» **Given task**
Check each line below for "title" and report how many have it, nothing else.

» **Task input**
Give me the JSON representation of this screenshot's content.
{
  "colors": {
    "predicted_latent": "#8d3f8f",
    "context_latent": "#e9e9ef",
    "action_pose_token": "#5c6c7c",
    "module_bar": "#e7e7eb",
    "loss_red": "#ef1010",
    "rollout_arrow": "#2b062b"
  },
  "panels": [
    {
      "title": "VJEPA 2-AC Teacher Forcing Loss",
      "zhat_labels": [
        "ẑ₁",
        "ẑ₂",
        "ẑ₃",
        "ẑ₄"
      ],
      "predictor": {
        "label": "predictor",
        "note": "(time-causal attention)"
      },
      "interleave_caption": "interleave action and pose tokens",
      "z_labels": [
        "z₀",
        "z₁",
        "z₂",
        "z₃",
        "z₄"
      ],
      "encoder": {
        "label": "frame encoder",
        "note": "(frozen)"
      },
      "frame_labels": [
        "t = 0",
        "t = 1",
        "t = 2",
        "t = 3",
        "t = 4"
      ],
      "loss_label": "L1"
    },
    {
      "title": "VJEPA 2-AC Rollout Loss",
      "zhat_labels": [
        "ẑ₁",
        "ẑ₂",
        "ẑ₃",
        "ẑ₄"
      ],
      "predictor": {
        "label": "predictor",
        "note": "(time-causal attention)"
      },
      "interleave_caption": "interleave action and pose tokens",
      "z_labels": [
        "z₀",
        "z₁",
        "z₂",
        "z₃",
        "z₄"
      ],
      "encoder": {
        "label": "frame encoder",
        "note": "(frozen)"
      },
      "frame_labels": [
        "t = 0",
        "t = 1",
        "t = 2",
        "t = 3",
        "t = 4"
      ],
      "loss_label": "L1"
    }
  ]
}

» **Reply to the task**
2